Provided records

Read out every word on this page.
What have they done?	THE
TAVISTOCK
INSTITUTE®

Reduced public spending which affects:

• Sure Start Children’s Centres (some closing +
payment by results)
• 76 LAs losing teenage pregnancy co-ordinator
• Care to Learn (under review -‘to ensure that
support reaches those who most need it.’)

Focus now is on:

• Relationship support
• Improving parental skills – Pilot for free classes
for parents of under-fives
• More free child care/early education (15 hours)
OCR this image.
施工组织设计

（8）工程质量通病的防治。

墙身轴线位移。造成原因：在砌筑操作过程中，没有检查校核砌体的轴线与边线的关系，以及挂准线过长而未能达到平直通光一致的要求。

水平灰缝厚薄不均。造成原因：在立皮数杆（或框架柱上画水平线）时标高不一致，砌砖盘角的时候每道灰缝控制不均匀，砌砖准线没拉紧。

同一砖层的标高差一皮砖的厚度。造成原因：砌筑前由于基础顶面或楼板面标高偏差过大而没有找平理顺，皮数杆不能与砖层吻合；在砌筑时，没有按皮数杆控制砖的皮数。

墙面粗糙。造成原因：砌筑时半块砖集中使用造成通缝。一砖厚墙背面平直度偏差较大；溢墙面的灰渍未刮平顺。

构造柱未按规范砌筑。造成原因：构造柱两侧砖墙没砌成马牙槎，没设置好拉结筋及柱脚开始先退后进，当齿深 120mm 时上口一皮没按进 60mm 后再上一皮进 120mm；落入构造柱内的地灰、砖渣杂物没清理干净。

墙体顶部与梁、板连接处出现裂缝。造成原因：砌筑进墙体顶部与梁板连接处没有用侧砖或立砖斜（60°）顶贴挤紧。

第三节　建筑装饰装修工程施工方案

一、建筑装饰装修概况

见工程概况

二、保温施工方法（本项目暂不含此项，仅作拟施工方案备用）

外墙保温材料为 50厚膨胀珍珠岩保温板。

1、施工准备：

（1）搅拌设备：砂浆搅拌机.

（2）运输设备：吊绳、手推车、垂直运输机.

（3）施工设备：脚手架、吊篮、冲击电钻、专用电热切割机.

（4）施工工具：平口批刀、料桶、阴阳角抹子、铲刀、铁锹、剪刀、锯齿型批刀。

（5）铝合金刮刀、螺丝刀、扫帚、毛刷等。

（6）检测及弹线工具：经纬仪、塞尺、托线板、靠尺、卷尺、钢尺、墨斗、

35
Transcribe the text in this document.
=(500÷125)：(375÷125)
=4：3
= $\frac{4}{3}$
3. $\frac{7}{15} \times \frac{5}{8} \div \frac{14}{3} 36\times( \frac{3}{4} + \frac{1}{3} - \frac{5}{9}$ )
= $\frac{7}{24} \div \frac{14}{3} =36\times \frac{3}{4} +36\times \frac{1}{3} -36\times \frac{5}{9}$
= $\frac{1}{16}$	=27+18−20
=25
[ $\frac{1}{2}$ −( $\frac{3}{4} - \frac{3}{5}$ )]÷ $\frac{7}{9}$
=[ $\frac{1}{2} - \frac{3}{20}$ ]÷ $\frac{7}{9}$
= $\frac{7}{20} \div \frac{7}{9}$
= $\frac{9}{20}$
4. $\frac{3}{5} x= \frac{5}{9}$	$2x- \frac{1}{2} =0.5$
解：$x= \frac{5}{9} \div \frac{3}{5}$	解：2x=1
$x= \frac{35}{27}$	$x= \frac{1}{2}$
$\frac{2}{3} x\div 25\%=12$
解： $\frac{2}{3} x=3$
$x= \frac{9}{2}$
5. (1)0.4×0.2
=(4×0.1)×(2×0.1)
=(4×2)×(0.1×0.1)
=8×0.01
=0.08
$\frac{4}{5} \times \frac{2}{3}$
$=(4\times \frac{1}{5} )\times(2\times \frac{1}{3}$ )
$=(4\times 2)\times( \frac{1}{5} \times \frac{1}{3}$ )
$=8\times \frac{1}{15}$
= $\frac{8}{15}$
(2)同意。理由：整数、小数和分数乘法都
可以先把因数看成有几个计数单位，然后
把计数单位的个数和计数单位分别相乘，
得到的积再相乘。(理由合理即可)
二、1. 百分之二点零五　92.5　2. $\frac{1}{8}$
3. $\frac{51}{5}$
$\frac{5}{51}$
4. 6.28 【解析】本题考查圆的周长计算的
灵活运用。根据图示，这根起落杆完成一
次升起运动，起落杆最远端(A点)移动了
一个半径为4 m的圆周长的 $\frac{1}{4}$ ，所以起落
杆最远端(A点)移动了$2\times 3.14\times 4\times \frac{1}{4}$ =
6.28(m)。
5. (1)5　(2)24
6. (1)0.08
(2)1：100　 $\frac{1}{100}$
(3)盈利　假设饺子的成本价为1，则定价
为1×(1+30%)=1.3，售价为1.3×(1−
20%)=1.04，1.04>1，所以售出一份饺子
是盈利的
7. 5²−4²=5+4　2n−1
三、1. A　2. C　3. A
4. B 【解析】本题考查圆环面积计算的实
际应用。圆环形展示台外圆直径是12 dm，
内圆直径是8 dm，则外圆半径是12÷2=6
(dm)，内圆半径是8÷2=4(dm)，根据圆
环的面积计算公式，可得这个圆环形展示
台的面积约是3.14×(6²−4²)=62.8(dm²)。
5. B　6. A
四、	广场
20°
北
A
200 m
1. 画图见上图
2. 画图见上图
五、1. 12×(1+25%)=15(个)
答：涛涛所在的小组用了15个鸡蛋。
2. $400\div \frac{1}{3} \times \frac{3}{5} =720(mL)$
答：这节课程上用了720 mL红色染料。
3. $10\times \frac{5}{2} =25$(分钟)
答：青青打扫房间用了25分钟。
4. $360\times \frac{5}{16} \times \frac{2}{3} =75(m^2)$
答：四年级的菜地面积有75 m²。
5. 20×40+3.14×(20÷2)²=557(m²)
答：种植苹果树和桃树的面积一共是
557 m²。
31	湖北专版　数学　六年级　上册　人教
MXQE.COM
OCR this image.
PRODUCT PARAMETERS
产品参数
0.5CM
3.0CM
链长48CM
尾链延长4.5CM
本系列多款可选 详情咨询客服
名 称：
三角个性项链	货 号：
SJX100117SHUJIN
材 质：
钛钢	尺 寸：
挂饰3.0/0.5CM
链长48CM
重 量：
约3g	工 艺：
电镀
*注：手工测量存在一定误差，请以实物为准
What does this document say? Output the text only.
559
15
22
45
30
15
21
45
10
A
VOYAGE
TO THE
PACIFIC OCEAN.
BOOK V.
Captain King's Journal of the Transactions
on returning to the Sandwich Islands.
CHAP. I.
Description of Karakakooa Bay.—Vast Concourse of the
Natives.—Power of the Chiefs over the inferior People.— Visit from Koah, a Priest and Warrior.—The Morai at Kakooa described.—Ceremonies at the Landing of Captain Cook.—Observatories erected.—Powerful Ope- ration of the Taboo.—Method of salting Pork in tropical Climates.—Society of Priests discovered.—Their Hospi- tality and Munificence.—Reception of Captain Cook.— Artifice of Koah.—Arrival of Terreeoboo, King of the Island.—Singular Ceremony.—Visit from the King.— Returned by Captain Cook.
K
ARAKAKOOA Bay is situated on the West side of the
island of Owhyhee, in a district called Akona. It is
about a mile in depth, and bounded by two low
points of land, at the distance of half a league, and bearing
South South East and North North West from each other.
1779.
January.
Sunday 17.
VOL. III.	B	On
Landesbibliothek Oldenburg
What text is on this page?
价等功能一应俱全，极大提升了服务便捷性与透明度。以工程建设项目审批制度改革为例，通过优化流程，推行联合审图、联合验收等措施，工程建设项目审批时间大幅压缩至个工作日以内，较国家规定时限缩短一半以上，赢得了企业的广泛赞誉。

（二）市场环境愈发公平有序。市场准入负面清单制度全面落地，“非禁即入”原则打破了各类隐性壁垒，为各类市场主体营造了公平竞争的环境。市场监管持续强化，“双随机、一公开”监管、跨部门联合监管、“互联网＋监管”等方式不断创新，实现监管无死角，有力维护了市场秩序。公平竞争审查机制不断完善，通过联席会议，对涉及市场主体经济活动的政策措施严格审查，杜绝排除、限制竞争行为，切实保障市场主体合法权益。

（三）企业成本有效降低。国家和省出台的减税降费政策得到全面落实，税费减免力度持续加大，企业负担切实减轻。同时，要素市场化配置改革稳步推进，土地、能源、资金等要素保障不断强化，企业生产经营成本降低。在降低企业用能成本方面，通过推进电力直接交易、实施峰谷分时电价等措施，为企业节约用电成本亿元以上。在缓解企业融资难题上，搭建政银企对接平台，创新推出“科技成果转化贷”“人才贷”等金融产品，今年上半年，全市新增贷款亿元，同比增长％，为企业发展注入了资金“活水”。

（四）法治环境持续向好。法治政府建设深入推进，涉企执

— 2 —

Written request
In the entries above, identify every line with the word "under". Copy those lines.

Answer for this exercise
• Care to Learn (under review -‘to ensure that
for parents of under-fives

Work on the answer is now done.